TASK PROMPT:
Return the listing below word for word.

INFORMATION SUPPLIED:

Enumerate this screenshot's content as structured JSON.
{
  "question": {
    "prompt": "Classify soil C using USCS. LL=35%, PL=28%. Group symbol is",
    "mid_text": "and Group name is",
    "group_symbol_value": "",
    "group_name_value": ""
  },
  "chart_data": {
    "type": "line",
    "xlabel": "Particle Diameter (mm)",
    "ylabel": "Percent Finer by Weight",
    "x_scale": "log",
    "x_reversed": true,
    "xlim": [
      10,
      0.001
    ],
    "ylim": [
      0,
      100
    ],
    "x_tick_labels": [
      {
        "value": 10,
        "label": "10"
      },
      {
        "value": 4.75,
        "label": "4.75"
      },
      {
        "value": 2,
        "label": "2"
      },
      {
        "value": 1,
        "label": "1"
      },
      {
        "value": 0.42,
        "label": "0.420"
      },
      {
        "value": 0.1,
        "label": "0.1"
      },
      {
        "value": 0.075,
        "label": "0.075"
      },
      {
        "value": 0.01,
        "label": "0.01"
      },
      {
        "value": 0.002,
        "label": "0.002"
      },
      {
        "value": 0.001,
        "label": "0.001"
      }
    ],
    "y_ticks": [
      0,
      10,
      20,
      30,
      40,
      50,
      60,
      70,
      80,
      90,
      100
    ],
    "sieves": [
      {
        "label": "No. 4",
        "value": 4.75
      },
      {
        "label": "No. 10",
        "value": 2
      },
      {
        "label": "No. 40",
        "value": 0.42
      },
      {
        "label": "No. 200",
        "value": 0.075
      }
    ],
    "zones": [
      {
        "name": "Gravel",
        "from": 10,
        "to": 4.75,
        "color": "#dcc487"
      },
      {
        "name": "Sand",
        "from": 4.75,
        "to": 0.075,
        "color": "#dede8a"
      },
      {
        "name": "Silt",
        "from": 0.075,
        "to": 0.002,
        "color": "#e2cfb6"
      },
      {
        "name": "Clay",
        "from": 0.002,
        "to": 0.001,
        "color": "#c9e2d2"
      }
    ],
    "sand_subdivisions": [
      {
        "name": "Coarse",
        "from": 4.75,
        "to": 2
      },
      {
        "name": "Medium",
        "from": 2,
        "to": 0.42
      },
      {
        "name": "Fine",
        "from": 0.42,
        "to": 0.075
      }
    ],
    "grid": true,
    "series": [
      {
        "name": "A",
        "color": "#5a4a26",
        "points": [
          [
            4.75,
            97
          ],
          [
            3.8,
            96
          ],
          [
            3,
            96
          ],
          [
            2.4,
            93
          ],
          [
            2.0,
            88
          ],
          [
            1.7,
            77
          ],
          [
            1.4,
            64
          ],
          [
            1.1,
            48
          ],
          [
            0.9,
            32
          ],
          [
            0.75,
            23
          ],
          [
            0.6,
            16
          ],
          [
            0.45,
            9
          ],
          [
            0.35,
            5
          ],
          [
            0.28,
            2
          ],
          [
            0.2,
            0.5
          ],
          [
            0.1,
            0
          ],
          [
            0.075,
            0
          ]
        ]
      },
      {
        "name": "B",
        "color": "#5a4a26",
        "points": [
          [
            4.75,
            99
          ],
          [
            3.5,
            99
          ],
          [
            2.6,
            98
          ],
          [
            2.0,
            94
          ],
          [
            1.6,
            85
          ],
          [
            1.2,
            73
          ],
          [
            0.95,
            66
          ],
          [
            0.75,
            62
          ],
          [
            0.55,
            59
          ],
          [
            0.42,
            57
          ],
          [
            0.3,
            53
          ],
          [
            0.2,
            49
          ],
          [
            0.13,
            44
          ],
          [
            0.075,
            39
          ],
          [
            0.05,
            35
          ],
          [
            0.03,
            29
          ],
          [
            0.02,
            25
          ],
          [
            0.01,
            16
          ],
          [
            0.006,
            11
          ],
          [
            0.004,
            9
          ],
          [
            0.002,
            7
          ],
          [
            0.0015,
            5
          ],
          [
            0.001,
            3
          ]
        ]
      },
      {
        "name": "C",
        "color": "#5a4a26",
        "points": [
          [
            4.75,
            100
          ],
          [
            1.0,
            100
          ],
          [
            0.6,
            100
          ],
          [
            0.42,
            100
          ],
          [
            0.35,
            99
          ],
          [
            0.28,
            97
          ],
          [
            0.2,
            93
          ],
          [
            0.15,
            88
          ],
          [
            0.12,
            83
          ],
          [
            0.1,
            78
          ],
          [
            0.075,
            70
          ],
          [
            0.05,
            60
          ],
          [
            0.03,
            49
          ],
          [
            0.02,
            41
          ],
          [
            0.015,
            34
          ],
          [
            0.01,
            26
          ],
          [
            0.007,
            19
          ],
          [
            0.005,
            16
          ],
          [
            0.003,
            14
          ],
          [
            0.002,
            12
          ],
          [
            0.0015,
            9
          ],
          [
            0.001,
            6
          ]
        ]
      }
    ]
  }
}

ANSWER FOR THIS EXERCISE:
Enumerate this screenshot's content as structured JSON.
{
  "question": {
    "prompt": "Classify soil C using USCS. LL=35%, PL=28%. Group symbol is",
    "mid_text": "and Group name is",
    "group_symbol_value": "",
    "group_name_value": ""
  },
  "chart_data": {
    "type": "line",
    "xlabel": "Particle Diameter (mm)",
    "ylabel": "Percent Finer by Weight",
    "x_scale": "log",
    "x_reversed": true,
    "xlim": [
      10,
      0.001
    ],
    "ylim": [
      0,
      100
    ],
    "x_tick_labels": [
      {
        "value": 10,
        "label": "10"
      },
      {
        "value": 4.75,
        "label": "4.75"
      },
      {
        "value": 2,
        "label": "2"
      },
      {
        "value": 1,
        "label": "1"
      },
      {
        "value": 0.42,
        "label": "0.420"
      },
      {
        "value": 0.1,
        "label": "0.1"
      },
      {
        "value": 0.075,
        "label": "0.075"
      },
      {
        "value": 0.01,
        "label": "0.01"
      },
      {
        "value": 0.002,
        "label": "0.002"
      },
      {
        "value": 0.001,
        "label": "0.001"
      }
    ],
    "y_ticks": [
      0,
      10,
      20,
      30,
      40,
      50,
      60,
      70,
      80,
      90,
      100
    ],
    "sieves": [
      {
        "label": "No. 4",
        "value": 4.75
      },
      {
        "label": "No. 10",
        "value": 2
      },
      {
        "label": "No. 40",
        "value": 0.42
      },
      {
        "label": "No. 200",
        "value": 0.075
      }
    ],
    "zones": [
      {
        "name": "Gravel",
        "from": 10,
        "to": 4.75,
        "color": "#dcc487"
      },
      {
        "name": "Sand",
        "from": 4.75,
        "to": 0.075,
        "color": "#dede8a"
      },
      {
        "name": "Silt",
        "from": 0.075,
        "to": 0.002,
        "color": "#e2cfb6"
      },
      {
        "name": "Clay",
        "from": 0.002,
        "to": 0.001,
        "color": "#c9e2d2"
      }
    ],
    "sand_subdivisions": [
      {
        "name": "Coarse",
        "from": 4.75,
        "to": 2
      },
      {
        "name": "Medium",
        "from": 2,
        "to": 0.42
      },
      {
        "name": "Fine",
        "from": 0.42,
        "to": 0.075
      }
    ],
    "grid": true,
    "series": [
      {
        "name": "A",
        "color": "#5a4a26",
        "points": [
          [
            4.75,
            97
          ],
          [
            3.8,
            96
          ],
          [
            3,
            96
          ],
          [
            2.4,
            93
          ],
          [
            2.0,
            88
          ],
          [
            1.7,
            77
          ],
          [
            1.4,
            64
          ],
          [
            1.1,
            48
          ],
          [
            0.9,
            32
          ],
          [
            0.75,
            23
          ],
          [
            0.6,
            16
          ],
          [
            0.45,
            9
          ],
          [
            0.35,
            5
          ],
          [
            0.28,
            2
          ],
          [
            0.2,
            0.5
          ],
          [
            0.1,
            0
          ],
          [
            0.075,
            0
          ]
        ]
      },
      {
        "name": "B",
        "color": "#5a4a26",
        "points": [
          [
            4.75,
            99
          ],
          [
            3.5,
            99
          ],
          [
            2.6,
            98
          ],
          [
            2.0,
            94
          ],
          [
            1.6,
            85
          ],
          [
            1.2,
            73
          ],
          [
            0.95,
            66
          ],
          [
            0.75,
            62
          ],
          [
            0.55,
            59
          ],
          [
            0.42,
            57
          ],
          [
            0.3,
            53
          ],
          [
            0.2,
            49
          ],
          [
            0.13,
            44
          ],
          [
            0.075,
            39
          ],
          [
            0.05,
            35
          ],
          [
            0.03,
            29
          ],
          [
            0.02,
            25
          ],
          [
            0.01,
            16
          ],
          [
            0.006,
            11
          ],
          [
            0.004,
            9
          ],
          [
            0.002,
            7
          ],
          [
            0.0015,
            5
          ],
          [
            0.001,
            3
          ]
        ]
      },
      {
        "name": "C",
        "color": "#5a4a26",
        "points": [
          [
            4.75,
            100
          ],
          [
            1.0,
            100
          ],
          [
            0.6,
            100
          ],
          [
            0.42,
            100
          ],
          [
            0.35,
            99
          ],
          [
            0.28,
            97
          ],
          [
            0.2,
            93
          ],
          [
            0.15,
            88
          ],
          [
            0.12,
            83
          ],
          [
            0.1,
            78
          ],
          [
            0.075,
            70
          ],
          [
            0.05,
            60
          ],
          [
            0.03,
            49
          ],
          [
            0.02,
            41
          ],
          [
            0.015,
            34
          ],
          [
            0.01,
            26
          ],
          [
            0.007,
            19
          ],
          [
            0.005,
            16
          ],
          [
            0.003,
            14
          ],
          [
            0.002,
            12
          ],
          [
            0.0015,
            9
          ],
          [
            0.001,
            6
          ]
        ]
      }
    ]
  }
}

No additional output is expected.